Directions for this task:
Output a single figure: the number of lines in which the word "และว" appears.

>> BEGIN Raw data

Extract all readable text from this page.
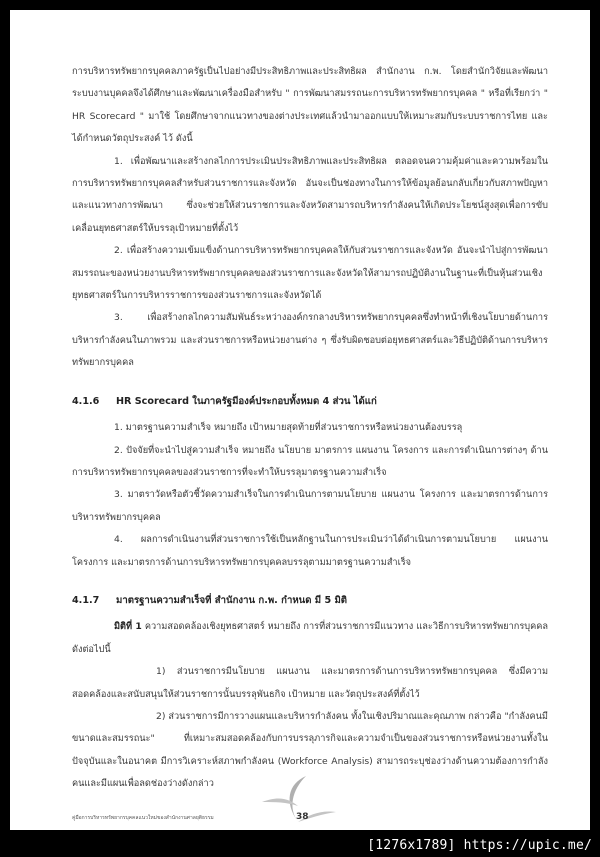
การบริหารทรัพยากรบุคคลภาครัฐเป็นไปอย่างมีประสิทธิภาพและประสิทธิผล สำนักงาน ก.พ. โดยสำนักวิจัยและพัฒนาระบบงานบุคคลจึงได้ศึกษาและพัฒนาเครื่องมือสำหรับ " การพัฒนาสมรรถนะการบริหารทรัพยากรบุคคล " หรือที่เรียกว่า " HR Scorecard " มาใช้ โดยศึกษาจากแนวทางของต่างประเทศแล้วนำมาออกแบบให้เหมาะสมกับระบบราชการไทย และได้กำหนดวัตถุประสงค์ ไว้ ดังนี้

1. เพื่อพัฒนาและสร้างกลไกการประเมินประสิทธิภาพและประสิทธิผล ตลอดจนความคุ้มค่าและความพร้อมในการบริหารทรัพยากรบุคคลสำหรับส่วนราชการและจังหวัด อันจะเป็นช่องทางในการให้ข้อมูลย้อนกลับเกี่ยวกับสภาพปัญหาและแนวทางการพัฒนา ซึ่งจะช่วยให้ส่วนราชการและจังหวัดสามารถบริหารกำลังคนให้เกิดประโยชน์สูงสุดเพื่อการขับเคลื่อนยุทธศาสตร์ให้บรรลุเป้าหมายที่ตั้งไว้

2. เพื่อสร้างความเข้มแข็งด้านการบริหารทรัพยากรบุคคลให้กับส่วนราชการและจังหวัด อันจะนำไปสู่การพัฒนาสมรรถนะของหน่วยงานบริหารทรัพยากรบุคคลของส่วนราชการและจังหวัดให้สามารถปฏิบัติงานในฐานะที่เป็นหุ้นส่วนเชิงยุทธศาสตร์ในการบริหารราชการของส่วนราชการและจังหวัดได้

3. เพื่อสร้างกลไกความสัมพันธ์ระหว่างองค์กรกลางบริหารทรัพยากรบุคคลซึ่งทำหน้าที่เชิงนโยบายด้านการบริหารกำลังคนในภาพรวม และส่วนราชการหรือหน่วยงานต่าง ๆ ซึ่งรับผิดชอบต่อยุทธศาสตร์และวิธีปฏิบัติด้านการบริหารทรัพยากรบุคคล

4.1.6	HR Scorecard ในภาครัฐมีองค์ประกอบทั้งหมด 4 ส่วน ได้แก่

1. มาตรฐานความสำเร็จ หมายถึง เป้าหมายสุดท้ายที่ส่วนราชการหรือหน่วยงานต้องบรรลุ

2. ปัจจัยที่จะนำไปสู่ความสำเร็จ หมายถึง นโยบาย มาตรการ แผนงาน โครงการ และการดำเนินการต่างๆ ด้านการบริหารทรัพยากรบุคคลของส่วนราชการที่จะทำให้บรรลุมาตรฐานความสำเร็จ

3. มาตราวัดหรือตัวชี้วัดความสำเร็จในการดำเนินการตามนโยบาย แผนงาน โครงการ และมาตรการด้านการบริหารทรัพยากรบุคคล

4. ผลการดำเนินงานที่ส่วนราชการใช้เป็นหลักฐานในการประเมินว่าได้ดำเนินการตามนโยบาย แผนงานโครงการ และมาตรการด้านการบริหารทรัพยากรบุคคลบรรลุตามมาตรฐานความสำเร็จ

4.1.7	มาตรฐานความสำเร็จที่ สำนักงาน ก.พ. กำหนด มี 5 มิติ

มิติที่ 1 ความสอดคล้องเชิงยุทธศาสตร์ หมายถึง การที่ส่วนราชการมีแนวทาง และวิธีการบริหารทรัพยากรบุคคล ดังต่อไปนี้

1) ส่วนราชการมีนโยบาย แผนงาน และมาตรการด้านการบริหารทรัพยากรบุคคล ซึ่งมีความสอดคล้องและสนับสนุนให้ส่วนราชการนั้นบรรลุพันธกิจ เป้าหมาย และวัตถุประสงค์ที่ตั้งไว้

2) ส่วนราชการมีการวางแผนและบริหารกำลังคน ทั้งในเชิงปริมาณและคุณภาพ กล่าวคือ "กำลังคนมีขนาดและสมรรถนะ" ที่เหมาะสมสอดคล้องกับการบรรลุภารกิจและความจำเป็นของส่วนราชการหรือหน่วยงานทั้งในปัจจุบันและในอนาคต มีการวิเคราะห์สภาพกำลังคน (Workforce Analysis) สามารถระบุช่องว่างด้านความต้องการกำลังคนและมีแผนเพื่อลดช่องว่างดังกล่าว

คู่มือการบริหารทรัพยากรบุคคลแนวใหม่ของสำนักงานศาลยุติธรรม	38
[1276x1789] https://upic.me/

>> END Raw data

Output of the exercise:
3